### [Task prompt]
Read the lines that follow and pick out every one containing the word "ינואר".

# start of Rows

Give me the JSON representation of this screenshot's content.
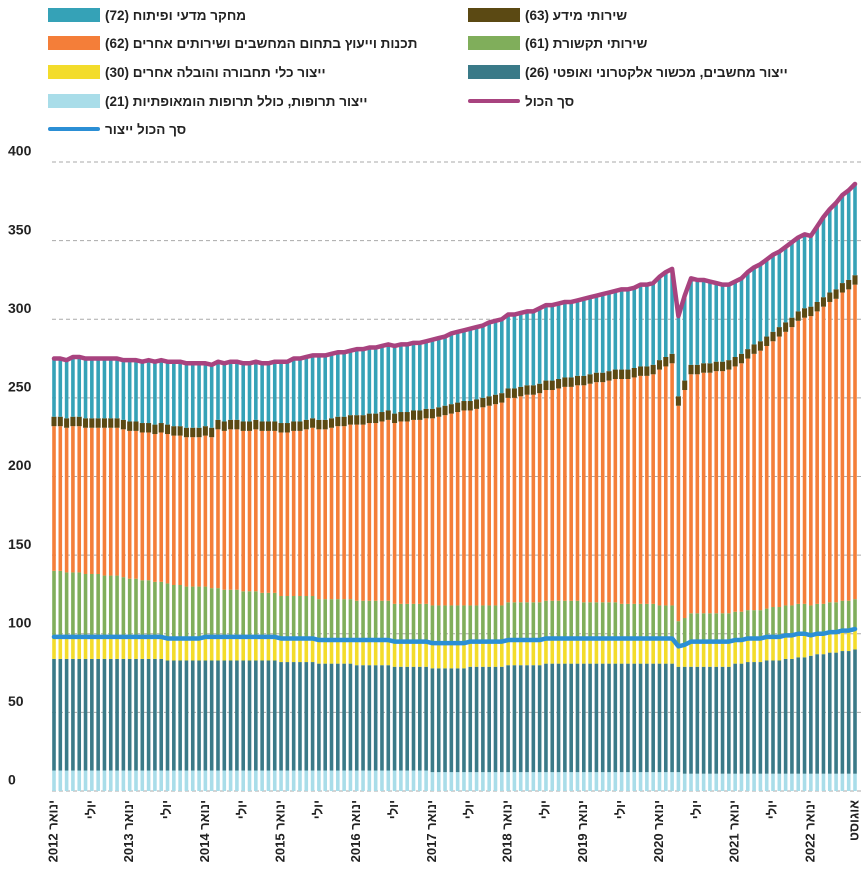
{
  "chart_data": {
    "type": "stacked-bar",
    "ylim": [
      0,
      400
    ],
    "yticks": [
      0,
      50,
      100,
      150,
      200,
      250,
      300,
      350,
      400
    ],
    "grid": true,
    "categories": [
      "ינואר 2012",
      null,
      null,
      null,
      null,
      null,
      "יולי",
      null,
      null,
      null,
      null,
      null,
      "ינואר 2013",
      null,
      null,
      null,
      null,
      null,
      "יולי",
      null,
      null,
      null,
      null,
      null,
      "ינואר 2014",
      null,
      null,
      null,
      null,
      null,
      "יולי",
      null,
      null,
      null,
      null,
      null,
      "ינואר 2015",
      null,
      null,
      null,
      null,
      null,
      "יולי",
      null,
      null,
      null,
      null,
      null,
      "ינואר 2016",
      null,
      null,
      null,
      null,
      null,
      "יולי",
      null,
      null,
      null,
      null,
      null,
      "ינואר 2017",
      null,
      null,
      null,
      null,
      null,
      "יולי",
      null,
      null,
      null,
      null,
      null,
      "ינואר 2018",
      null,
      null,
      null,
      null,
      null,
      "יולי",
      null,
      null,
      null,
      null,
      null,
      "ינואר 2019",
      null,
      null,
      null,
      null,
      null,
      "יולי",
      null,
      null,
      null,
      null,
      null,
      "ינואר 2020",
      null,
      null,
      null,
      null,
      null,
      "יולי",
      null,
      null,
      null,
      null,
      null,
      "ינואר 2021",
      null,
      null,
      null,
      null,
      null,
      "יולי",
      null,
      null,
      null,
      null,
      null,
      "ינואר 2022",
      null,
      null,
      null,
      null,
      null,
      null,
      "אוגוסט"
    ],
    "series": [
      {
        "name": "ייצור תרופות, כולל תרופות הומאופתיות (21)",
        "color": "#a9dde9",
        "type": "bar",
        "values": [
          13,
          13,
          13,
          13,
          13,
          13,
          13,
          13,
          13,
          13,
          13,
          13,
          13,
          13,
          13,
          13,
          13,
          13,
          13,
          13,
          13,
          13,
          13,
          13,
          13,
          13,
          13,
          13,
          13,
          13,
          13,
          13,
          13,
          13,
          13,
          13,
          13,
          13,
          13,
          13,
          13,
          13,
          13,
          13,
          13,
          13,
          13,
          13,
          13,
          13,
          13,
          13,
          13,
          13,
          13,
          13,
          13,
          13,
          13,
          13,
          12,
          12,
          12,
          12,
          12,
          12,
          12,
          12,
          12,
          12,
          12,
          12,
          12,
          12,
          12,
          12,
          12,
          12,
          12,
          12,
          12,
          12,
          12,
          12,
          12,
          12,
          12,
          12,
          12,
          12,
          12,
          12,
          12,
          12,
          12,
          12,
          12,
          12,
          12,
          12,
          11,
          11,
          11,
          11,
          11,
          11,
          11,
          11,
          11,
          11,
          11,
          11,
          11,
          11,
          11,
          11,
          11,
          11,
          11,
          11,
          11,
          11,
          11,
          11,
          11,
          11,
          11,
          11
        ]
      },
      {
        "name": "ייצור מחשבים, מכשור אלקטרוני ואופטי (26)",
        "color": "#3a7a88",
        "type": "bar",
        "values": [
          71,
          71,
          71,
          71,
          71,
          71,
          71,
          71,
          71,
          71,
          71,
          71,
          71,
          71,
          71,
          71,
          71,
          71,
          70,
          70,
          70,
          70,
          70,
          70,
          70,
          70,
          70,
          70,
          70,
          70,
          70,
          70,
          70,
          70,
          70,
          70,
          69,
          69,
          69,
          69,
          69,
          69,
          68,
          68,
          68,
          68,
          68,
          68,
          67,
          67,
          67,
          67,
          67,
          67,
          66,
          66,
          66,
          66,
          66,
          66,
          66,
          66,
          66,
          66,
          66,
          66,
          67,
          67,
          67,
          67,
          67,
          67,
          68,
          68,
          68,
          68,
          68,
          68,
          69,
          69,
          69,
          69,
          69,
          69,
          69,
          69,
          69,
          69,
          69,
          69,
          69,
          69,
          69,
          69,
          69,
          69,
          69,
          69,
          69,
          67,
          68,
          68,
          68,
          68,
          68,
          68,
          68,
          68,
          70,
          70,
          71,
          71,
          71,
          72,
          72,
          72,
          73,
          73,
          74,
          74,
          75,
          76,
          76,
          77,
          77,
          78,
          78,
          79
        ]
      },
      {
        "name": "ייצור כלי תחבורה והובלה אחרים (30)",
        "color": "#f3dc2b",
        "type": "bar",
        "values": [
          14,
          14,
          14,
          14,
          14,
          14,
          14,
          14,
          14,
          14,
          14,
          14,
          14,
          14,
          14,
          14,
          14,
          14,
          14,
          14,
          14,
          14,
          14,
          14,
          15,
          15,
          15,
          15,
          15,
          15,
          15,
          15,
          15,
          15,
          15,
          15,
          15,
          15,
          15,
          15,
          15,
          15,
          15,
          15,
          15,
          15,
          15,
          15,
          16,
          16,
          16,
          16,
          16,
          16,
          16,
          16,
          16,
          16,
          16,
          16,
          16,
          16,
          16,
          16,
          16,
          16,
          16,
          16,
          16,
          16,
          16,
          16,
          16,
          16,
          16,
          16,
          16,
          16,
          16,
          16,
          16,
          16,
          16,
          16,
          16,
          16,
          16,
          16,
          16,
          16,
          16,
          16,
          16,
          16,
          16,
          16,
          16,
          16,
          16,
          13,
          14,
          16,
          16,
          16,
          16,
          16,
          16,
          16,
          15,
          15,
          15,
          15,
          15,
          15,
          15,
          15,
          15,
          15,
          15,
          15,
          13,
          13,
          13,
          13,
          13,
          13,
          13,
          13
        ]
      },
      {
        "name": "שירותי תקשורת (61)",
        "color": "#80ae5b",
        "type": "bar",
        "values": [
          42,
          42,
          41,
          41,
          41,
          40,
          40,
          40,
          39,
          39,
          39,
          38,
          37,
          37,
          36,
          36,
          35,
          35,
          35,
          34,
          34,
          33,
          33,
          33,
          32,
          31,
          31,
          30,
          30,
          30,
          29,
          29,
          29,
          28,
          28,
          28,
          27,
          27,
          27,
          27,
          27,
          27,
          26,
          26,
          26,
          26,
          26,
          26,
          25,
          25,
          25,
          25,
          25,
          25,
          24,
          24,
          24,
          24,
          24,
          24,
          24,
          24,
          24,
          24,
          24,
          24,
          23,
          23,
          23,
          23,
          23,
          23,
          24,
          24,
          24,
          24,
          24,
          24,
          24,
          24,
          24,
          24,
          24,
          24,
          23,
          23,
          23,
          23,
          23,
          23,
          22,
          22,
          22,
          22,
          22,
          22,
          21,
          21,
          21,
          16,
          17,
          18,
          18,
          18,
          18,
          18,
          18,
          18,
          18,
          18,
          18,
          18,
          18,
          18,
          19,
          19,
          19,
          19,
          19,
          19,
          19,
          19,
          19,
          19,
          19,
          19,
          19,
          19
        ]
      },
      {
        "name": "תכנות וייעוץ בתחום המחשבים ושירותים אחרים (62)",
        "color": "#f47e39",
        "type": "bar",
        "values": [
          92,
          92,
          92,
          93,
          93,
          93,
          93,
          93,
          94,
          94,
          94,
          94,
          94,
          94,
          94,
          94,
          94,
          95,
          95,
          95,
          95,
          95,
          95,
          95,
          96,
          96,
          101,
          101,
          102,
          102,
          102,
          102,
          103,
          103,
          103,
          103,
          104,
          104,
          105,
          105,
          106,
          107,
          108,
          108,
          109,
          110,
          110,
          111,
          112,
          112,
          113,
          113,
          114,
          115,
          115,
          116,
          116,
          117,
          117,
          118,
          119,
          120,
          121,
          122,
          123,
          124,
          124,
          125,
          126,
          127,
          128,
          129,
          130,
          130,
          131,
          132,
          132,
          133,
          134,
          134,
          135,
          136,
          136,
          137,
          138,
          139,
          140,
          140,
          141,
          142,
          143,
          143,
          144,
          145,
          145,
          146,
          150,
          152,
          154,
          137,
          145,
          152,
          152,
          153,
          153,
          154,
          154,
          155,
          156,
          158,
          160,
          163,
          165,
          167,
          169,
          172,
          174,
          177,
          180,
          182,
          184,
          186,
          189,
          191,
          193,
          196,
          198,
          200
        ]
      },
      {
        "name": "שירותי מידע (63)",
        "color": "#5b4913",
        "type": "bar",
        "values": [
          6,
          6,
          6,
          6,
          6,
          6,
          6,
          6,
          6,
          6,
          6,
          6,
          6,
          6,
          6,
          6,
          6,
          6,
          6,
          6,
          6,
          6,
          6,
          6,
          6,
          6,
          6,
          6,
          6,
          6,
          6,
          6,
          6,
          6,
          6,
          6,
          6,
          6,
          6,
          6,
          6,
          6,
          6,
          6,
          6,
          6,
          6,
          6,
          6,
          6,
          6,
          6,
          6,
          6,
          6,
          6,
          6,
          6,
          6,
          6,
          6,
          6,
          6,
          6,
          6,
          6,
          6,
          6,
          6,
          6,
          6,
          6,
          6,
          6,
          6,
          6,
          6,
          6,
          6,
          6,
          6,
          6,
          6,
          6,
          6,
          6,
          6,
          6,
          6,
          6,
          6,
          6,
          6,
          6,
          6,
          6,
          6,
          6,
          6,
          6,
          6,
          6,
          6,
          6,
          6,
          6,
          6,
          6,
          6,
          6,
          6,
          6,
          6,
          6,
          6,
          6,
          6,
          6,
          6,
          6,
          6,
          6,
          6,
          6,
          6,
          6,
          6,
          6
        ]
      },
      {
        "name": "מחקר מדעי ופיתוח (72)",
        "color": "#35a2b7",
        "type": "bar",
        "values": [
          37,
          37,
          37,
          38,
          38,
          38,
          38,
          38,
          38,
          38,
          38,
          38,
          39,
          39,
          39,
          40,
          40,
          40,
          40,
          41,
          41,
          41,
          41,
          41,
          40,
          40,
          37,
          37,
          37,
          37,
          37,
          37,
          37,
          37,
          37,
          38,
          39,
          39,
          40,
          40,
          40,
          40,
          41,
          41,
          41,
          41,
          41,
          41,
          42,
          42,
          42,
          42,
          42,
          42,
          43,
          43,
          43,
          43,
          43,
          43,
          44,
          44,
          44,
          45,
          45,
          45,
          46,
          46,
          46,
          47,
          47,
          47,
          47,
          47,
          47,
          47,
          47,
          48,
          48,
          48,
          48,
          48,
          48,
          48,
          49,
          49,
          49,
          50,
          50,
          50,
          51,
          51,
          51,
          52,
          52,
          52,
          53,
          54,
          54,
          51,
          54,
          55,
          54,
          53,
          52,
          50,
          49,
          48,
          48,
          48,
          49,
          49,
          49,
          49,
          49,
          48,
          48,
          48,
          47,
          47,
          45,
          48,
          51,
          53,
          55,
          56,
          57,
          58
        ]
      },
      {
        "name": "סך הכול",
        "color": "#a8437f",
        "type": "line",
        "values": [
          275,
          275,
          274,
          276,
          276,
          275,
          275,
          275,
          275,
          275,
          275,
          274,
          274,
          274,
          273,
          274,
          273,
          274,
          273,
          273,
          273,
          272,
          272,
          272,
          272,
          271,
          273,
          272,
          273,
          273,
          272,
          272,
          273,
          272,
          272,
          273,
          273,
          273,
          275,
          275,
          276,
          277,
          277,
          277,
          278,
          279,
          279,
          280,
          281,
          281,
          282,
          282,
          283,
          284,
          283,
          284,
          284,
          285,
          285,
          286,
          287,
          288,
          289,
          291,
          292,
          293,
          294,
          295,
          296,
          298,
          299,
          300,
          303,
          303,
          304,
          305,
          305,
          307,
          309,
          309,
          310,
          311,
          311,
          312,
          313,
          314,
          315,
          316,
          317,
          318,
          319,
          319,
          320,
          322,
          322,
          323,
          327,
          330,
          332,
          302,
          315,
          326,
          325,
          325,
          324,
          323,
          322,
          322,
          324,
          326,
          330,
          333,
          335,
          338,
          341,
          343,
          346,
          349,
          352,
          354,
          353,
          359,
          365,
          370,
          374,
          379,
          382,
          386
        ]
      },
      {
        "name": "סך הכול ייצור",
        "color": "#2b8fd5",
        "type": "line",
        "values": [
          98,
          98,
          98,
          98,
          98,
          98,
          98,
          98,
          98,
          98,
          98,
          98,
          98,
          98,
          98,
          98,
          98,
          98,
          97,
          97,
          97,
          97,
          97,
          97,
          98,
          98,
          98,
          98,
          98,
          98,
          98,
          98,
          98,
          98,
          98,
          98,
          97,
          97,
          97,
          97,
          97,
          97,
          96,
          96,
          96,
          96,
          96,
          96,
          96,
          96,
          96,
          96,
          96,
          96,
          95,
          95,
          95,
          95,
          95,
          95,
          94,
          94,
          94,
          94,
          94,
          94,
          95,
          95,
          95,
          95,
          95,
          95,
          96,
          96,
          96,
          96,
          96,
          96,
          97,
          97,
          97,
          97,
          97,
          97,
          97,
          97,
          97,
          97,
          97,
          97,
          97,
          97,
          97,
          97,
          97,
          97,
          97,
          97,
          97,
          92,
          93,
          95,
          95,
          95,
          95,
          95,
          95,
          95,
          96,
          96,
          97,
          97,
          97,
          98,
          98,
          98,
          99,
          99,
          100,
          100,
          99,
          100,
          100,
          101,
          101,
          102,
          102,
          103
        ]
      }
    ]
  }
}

# end of Rows
# start of Rows

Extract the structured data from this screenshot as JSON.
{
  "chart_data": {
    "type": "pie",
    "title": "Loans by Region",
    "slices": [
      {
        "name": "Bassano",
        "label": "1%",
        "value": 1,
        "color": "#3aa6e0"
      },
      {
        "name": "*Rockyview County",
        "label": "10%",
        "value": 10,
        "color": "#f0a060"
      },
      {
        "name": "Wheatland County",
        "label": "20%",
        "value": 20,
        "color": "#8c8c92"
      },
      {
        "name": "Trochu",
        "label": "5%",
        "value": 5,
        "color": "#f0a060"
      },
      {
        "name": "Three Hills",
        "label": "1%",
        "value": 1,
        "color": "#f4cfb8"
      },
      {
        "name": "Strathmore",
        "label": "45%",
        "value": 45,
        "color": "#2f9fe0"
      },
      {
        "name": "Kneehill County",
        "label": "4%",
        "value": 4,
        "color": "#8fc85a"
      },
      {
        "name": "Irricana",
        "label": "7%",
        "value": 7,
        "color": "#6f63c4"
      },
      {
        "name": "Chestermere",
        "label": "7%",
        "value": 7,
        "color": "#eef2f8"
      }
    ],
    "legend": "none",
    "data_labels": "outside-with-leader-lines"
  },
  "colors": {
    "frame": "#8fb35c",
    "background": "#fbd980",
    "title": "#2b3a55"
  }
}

# end of Rows

### [Task result]
      "ינואר 2012",
      "ינואר 2013",
      "ינואר 2014",
      "ינואר 2015",
      "ינואר 2016",
      "ינואר 2017",
      "ינואר 2018",
      "ינואר 2019",
      "ינואר 2020",
      "ינואר 2021",
      "ינואר 2022",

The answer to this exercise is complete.